▶ **What is required**
State how many lines of the entries hold the string "Госстандарта". Reply with the number alone.

Lines of data:

* * * * * * * * *

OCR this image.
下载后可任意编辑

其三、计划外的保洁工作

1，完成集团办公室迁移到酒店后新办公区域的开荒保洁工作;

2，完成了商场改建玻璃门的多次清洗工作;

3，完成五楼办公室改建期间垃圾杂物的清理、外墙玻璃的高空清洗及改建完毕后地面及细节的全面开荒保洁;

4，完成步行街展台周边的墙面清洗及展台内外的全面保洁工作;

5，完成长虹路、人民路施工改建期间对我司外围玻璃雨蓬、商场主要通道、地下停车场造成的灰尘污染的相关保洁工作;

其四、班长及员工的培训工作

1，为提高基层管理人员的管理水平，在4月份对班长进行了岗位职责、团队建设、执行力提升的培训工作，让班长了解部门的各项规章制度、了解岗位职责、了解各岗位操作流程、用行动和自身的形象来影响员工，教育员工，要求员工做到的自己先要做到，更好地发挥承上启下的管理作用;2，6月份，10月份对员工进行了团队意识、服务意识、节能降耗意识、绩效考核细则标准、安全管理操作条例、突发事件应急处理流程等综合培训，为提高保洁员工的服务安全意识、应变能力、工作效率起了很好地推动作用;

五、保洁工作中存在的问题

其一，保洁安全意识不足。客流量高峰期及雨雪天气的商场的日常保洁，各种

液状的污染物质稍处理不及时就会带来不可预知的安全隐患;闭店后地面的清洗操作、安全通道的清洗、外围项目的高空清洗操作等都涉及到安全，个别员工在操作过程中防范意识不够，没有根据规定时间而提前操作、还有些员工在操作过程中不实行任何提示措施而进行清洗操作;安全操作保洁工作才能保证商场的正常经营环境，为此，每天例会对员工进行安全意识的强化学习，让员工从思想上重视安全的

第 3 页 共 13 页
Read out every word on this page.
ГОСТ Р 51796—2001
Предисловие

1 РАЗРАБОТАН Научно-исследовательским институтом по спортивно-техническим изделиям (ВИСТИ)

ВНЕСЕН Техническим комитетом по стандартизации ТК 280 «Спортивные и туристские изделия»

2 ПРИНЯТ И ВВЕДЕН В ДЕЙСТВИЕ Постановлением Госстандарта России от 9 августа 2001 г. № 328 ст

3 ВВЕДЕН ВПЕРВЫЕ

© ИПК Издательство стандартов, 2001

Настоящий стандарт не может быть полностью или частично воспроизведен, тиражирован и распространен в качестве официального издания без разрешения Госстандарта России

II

* * * * * * * * *

▶ **The completed task**
2